**What to produce**
Pull out every line of the listing below where "berikut" appears.

□ □ □ □

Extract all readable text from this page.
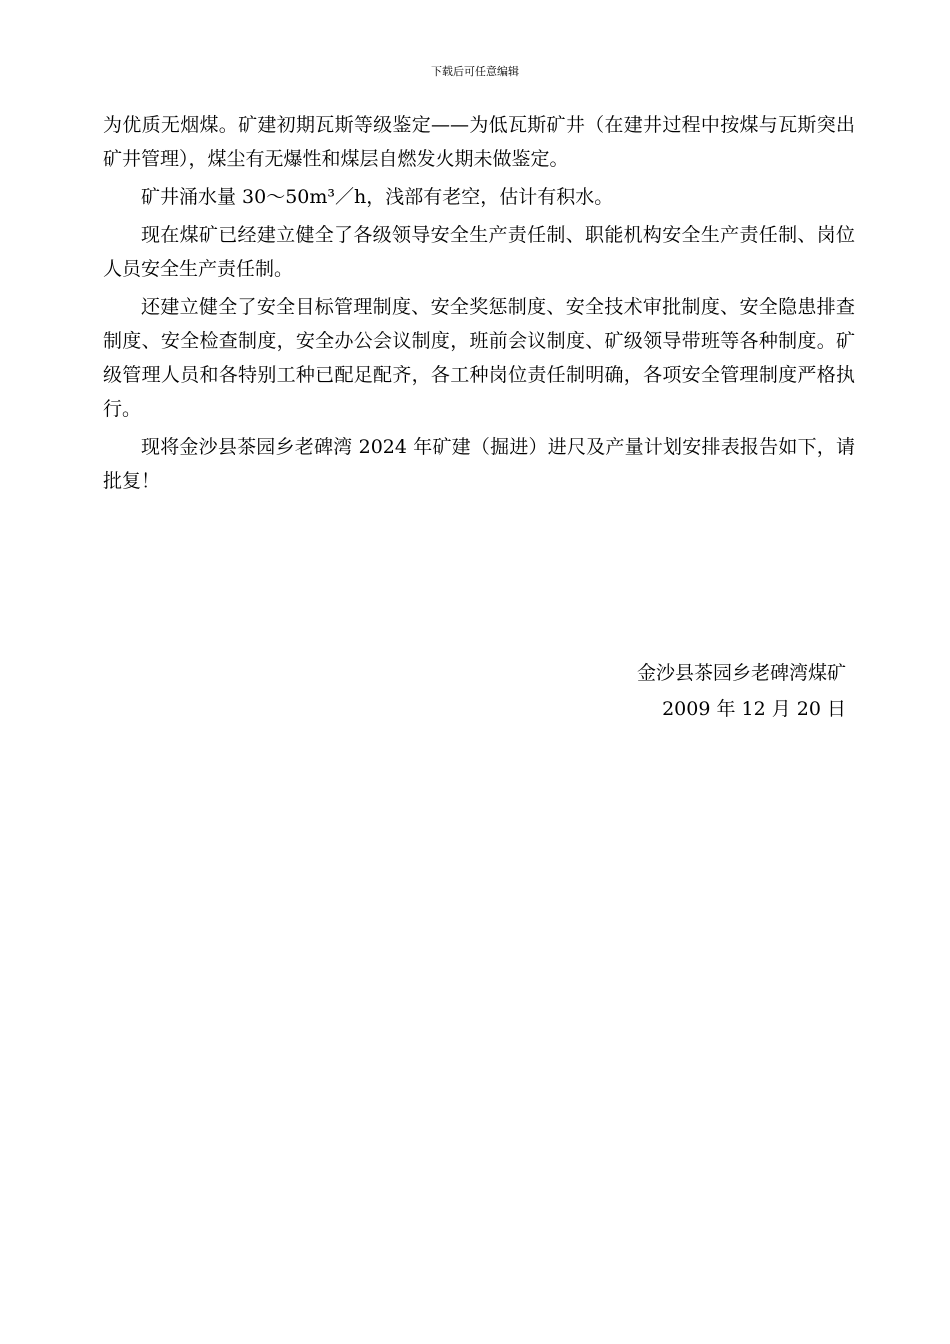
下载后可任意编辑

为优质无烟煤。矿建初期瓦斯等级鉴定——为低瓦斯矿井（在建井过程中按煤与瓦斯突出矿井管理），煤尘有无爆性和煤层自燃发火期未做鉴定。

矿井涌水量 30～50m³／h，浅部有老空，估计有积水。

现在煤矿已经建立健全了各级领导安全生产责任制、职能机构安全生产责任制、岗位人员安全生产责任制。

还建立健全了安全目标管理制度、安全奖惩制度、安全技术审批制度、安全隐患排查制度、安全检查制度，安全办公会议制度，班前会议制度、矿级领导带班等各种制度。矿级管理人员和各特别工种已配足配齐，各工种岗位责任制明确，各项安全管理制度严格执行。

现将金沙县茶园乡老碑湾 2024 年矿建（掘进）进尺及产量计划安排表报告如下，请批复！

金沙县茶园乡老碑湾煤矿
2009 年 12 月 20 日
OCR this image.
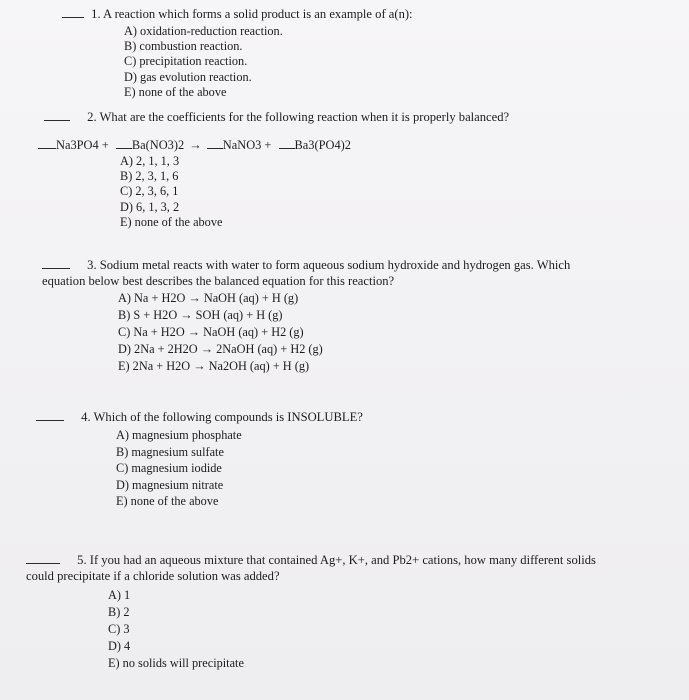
1. A reaction which forms a solid product is an example of a(n):
A) oxidation-reduction reaction.
B) combustion reaction.
C) precipitation reaction.
D) gas evolution reaction.
E) none of the above
2. What are the coefficients for the following reaction when it is properly balanced?
Na3PO4 + Ba(NO3)2 → NaNO3 + Ba3(PO4)2
A) 2, 1, 1, 3
B) 2, 3, 1, 6
C) 2, 3, 6, 1
D) 6, 1, 3, 2
E) none of the above
3. Sodium metal reacts with water to form aqueous sodium hydroxide and hydrogen gas. Which
equation below best describes the balanced equation for this reaction?
A) Na + H2O → NaOH (aq) + H (g)
B) S + H2O → SOH (aq) + H (g)
C) Na + H2O → NaOH (aq) + H2 (g)
D) 2Na + 2H2O → 2NaOH (aq) + H2 (g)
E) 2Na + H2O → Na2OH (aq) + H (g)
4. Which of the following compounds is INSOLUBLE?
A) magnesium phosphate
B) magnesium sulfate
C) magnesium iodide
D) magnesium nitrate
E) none of the above
5. If you had an aqueous mixture that contained Ag+, K+, and Pb2+ cations, how many different solids
could precipitate if a chloride solution was added?
A) 1
B) 2
C) 3
D) 4
E) no solids will precipitate
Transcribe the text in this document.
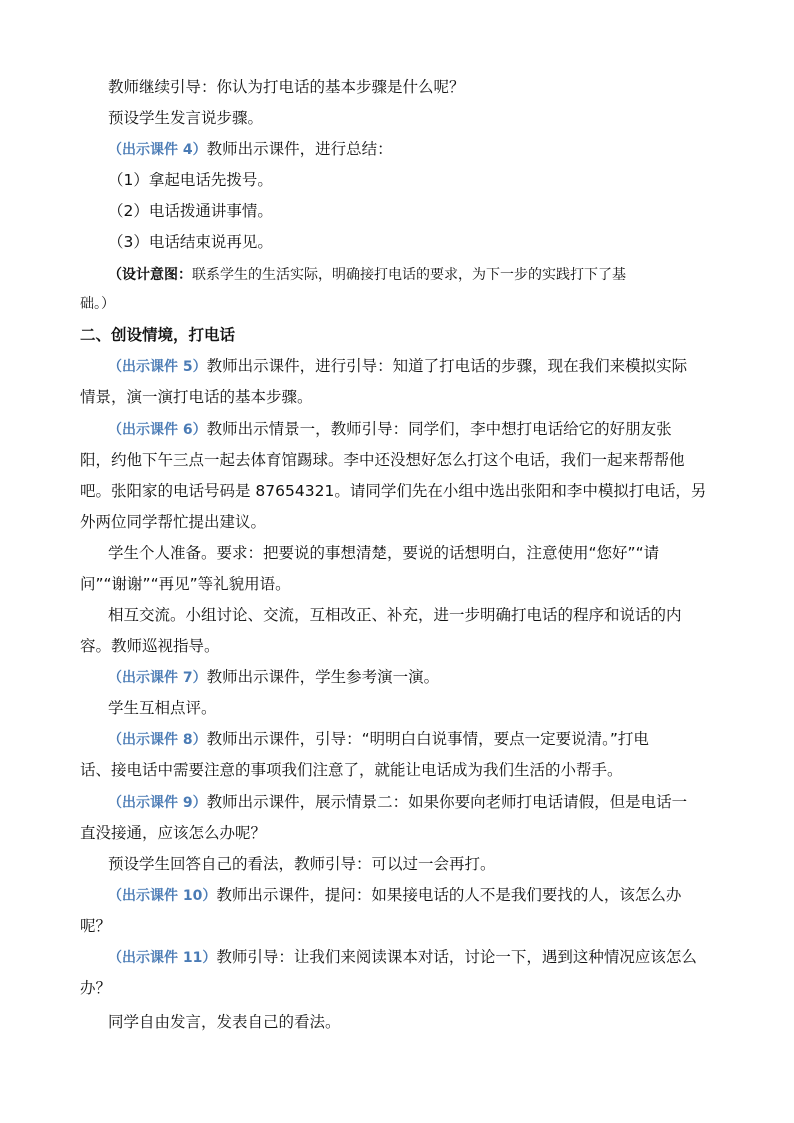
教师继续引导：你认为打电话的基本步骤是什么呢？
预设学生发言说步骤。
（出示课件 4）教师出示课件，进行总结：
（1）拿起电话先拨号。
（2）电话拨通讲事情。
（3）电话结束说再见。
（设计意图：联系学生的生活实际，明确接打电话的要求，为下一步的实践打下了基
础。）
二、创设情境，打电话
（出示课件 5）教师出示课件，进行引导：知道了打电话的步骤，现在我们来模拟实际
情景，演一演打电话的基本步骤。
（出示课件 6）教师出示情景一，教师引导：同学们，李中想打电话给它的好朋友张
阳，约他下午三点一起去体育馆踢球。李中还没想好怎么打这个电话，我们一起来帮帮他
吧。张阳家的电话号码是 87654321。请同学们先在小组中选出张阳和李中模拟打电话，另
外两位同学帮忙提出建议。
学生个人准备。要求：把要说的事想清楚，要说的话想明白，注意使用“您好”“请
问”“谢谢”“再见”等礼貌用语。
相互交流。小组讨论、交流，互相改正、补充，进一步明确打电话的程序和说话的内
容。教师巡视指导。
（出示课件 7）教师出示课件，学生参考演一演。
学生互相点评。
（出示课件 8）教师出示课件，引导：“明明白白说事情，要点一定要说清。”打电
话、接电话中需要注意的事项我们注意了，就能让电话成为我们生活的小帮手。
（出示课件 9）教师出示课件，展示情景二：如果你要向老师打电话请假，但是电话一
直没接通，应该怎么办呢？
预设学生回答自己的看法，教师引导：可以过一会再打。
（出示课件 10）教师出示课件，提问：如果接电话的人不是我们要找的人，该怎么办
呢？
（出示课件 11）教师引导：让我们来阅读课本对话，讨论一下，遇到这种情况应该怎么
办？
同学自由发言，发表自己的看法。
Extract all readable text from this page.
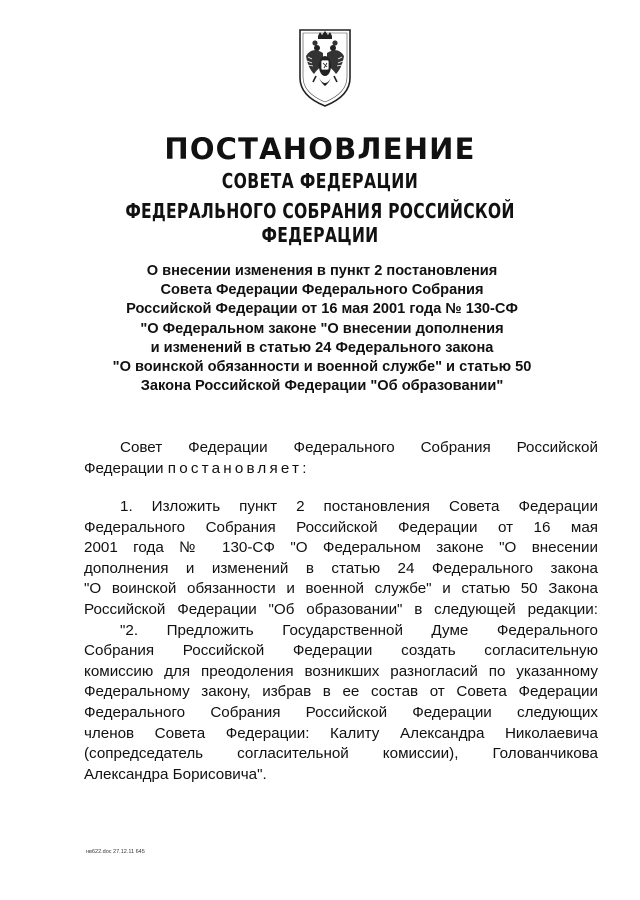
ПОСТАНОВЛЕНИЕ
СОВЕТА ФЕДЕРАЦИИ
ФЕДЕРАЛЬНОГО СОБРАНИЯ РОССИЙСКОЙ ФЕДЕРАЦИИ
О внесении изменения в пункт 2 постановления
Совета Федерации Федерального Собрания
Российской Федерации от 16 мая 2001 года № 130-СФ
"О Федеральном законе "О внесении дополнения
и изменений в статью 24 Федерального закона
"О воинской обязанности и военной службе" и статью 50
Закона Российской Федерации "Об образовании"
Совет Федерации Федерального Собрания Российской
Федерации постановляет:
1. Изложить пункт 2 постановления Совета Федерации
Федерального Собрания Российской Федерации от 16 мая
2001 года № 130-СФ "О Федеральном законе "О внесении
дополнения и изменений в статью 24 Федерального закона
"О воинской обязанности и военной службе" и статью 50 Закона
Российской Федерации "Об образовании" в следующей редакции:
"2. Предложить Государственной Думе Федерального
Собрания Российской Федерации создать согласительную
комиссию для преодоления возникших разногласий по указанному
Федеральному закону, избрав в ее состав от Совета Федерации
Федерального Собрания Российской Федерации следующих
членов Совета Федерации: Калиту Александра Николаевича
(сопредседатель согласительной комиссии), Голованчикова
Александра Борисовича".
нв622.doc 27.12.11 645
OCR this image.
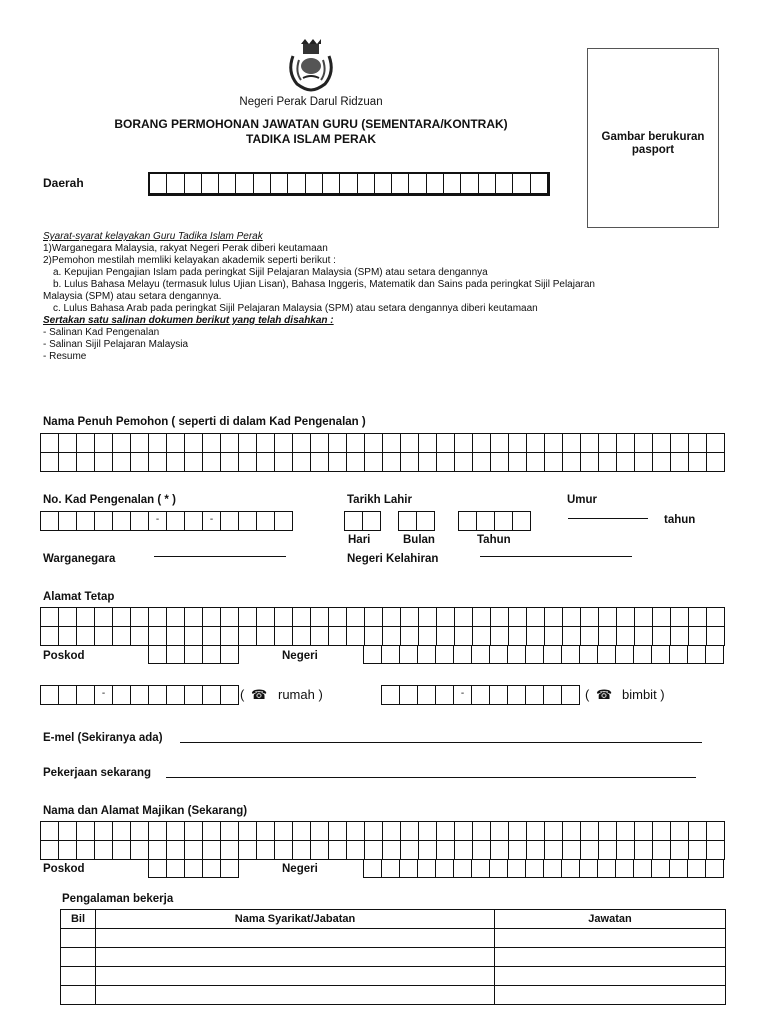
Negeri Perak Darul Ridzuan
BORANG PERMOHONAN JAWATAN GURU (SEMENTARA/KONTRAK)
TADIKA ISLAM PERAK	Gambar berukuran pasport
Daerah
Syarat-syarat kelayakan Guru Tadika Islam Perak
1)Warganegara Malaysia, rakyat Negeri Perak diberi keutamaan
2)Pemohon mestilah memliki kelayakan akademik seperti berikut :
a. Kepujian Pengajian Islam pada peringkat Sijil Pelajaran Malaysia (SPM) atau setara dengannya
b. Lulus Bahasa Melayu (termasuk lulus Ujian Lisan), Bahasa Inggeris, Matematik dan Sains pada peringkat Sijil Pelajaran
Malaysia (SPM) atau setara dengannya.
c. Lulus Bahasa Arab pada peringkat Sijil Pelajaran Malaysia (SPM) atau setara dengannya diberi keutamaan
Sertakan satu salinan dokumen berikut yang telah disahkan :
- Salinan Kad Pengenalan
- Salinan Sijil Pelajaran Malaysia
- Resume
Nama Penuh Pemohon ( seperti di dalam Kad Pengenalan )
No. Kad Pengenalan ( * )
-	-
Tarikh Lahir
Hari	Bulan	Tahun
Umur
tahun
Warganegara	Negeri Kelahiran
Alamat Tetap
Poskod	Negeri
-	( ☎ rumah )	-	( ☎ bimbit )
E-mel (Sekiranya ada)
Pekerjaan sekarang
Nama dan Alamat Majikan (Sekarang)
Poskod	Negeri
Pengalaman bekerja
Bil	Nama Syarikat/Jabatan	Jawatan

□ □ □ □

**Finished task**
2)Pemohon mestilah memliki kelayakan akademik seperti berikut :
Sertakan satu salinan dokumen berikut yang telah disahkan :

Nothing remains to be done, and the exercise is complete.